* start Material to process *
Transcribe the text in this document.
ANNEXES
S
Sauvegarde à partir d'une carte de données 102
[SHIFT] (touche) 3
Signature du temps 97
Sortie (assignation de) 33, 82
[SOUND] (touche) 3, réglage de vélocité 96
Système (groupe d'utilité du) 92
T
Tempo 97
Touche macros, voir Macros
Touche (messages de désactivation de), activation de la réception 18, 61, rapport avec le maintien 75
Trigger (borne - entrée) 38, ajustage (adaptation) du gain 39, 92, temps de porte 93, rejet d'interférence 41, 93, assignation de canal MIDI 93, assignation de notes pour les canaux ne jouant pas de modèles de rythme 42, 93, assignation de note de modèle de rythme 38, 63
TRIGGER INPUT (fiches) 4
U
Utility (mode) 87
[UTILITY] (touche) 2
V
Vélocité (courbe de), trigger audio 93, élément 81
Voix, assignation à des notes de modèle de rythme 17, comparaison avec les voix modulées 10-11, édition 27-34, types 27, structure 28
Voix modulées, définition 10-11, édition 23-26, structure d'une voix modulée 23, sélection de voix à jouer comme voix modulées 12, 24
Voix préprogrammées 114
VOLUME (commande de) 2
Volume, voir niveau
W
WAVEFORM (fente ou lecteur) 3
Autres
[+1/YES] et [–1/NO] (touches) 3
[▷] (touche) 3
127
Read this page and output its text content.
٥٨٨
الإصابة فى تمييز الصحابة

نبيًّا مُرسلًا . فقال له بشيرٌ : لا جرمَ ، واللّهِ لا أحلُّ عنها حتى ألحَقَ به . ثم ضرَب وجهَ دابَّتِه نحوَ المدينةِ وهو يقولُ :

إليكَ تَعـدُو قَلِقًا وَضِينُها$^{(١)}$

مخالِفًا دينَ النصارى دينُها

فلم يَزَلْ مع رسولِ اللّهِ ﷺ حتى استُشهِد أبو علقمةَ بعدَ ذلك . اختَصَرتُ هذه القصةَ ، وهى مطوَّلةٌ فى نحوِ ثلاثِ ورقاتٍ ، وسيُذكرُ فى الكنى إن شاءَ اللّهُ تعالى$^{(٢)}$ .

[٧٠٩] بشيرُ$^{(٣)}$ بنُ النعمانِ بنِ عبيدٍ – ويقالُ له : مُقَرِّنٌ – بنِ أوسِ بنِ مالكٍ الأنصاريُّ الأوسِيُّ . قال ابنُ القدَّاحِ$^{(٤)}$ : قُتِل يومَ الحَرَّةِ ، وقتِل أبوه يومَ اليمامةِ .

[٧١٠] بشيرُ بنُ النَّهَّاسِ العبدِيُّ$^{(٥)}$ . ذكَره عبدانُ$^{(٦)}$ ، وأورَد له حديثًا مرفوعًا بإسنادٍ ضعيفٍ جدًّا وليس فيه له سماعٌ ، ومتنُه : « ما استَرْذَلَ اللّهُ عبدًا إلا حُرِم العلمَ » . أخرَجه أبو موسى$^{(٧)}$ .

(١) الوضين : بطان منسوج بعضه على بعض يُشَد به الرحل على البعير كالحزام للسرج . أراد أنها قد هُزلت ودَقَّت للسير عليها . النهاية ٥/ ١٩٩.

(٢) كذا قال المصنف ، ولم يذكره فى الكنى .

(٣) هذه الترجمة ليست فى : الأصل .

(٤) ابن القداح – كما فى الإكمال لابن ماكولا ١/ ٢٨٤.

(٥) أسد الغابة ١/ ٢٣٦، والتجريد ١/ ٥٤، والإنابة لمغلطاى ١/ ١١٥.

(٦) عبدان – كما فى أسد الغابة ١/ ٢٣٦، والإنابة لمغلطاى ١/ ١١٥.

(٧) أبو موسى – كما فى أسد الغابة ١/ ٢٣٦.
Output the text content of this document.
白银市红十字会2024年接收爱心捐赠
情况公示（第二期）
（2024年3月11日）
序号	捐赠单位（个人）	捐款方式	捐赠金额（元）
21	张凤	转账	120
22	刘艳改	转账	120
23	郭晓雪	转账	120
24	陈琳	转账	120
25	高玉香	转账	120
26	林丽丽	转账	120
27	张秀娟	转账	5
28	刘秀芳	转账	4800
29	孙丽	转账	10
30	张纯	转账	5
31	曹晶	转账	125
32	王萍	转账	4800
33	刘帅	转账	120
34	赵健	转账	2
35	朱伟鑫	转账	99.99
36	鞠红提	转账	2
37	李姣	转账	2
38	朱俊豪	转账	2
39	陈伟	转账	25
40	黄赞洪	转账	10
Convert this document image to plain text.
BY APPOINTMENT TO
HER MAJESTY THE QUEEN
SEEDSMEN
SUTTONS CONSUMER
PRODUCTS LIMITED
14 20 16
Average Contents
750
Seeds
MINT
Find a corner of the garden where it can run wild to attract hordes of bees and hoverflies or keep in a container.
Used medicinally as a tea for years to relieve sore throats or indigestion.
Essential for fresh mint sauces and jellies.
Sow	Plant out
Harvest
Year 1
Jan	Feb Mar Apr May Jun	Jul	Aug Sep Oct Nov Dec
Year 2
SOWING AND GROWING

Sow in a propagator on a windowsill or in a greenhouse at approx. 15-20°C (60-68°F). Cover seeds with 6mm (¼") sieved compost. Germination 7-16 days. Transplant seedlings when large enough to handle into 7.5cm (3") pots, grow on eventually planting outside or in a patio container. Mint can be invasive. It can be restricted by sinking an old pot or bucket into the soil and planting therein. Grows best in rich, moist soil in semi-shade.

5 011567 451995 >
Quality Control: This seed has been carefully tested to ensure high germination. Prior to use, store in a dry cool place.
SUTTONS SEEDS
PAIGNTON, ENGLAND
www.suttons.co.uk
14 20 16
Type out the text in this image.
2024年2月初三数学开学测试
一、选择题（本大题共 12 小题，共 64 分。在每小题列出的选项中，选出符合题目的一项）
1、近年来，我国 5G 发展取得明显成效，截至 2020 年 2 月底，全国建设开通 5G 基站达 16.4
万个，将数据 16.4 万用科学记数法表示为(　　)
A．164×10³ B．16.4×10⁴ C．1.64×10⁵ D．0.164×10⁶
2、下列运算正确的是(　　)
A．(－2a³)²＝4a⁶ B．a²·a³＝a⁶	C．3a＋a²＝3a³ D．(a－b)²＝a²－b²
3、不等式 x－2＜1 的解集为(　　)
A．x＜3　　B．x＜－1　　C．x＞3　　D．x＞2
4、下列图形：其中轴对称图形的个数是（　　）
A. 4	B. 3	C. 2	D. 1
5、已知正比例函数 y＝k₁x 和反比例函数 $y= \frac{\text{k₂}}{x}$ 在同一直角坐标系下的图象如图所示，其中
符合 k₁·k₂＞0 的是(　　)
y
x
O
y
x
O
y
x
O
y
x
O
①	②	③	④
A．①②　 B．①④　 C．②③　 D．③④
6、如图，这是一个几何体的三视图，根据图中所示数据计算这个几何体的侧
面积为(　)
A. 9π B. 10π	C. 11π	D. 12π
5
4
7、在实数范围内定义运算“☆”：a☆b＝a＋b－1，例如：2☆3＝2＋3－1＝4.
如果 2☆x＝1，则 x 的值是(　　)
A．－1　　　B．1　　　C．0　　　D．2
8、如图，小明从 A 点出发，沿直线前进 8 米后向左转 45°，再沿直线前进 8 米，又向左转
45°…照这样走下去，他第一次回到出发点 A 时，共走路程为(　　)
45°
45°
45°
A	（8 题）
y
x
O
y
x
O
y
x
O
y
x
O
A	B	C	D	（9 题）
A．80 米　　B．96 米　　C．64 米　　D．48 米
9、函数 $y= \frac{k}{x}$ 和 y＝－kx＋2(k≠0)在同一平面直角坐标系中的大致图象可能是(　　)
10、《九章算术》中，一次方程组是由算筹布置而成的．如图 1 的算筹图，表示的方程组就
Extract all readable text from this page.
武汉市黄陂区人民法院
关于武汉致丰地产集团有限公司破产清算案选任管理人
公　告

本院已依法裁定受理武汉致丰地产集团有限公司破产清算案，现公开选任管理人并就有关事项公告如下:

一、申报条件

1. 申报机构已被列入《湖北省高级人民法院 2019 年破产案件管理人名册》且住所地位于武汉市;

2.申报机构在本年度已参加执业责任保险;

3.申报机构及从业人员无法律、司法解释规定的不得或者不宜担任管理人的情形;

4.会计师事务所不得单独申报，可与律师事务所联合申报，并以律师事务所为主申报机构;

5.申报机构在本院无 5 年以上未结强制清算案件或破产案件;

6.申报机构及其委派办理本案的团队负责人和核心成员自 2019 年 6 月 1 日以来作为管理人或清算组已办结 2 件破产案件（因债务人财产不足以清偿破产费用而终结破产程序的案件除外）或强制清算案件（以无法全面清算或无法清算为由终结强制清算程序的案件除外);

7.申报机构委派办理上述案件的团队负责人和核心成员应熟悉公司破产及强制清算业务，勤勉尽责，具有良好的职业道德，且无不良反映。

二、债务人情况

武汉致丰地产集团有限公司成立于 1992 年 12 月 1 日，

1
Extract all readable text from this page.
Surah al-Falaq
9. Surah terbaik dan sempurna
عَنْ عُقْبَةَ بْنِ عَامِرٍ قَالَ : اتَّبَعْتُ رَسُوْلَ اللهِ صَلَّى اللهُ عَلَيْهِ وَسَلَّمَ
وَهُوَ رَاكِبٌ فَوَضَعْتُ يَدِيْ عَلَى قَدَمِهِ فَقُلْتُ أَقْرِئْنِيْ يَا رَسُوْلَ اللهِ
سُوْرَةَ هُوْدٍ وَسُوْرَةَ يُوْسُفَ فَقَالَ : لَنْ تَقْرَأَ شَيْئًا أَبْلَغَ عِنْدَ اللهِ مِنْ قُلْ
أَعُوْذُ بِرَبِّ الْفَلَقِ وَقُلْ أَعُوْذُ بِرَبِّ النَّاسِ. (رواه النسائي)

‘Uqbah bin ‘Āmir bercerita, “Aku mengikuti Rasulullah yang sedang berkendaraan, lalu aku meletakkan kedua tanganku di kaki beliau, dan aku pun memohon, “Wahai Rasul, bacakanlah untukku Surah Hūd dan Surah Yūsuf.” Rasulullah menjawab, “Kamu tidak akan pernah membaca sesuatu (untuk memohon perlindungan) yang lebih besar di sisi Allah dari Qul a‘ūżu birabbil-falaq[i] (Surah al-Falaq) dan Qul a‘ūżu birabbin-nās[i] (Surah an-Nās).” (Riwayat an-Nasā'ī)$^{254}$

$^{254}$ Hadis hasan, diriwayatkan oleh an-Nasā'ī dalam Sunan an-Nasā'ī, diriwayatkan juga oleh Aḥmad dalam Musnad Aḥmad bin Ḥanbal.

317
* end Material to process *
* _Work to do_: Gather up the lines that contain the word "assignation".

* _Answer to the problem_:
Sortie (assignation de) 33, 82
Trigger (borne - entrée) 38, ajustage (adaptation) du gain 39, 92, temps de porte 93, rejet d'interférence 41, 93, assignation de canal MIDI 93, assignation de notes pour les canaux ne jouant pas de modèles de rythme 42, 93, assignation de note de modèle de rythme 38, 63
Voix, assignation à des notes de modèle de rythme 17, comparaison avec les voix modulées 10-11, édition 27-34, types 27, structure 28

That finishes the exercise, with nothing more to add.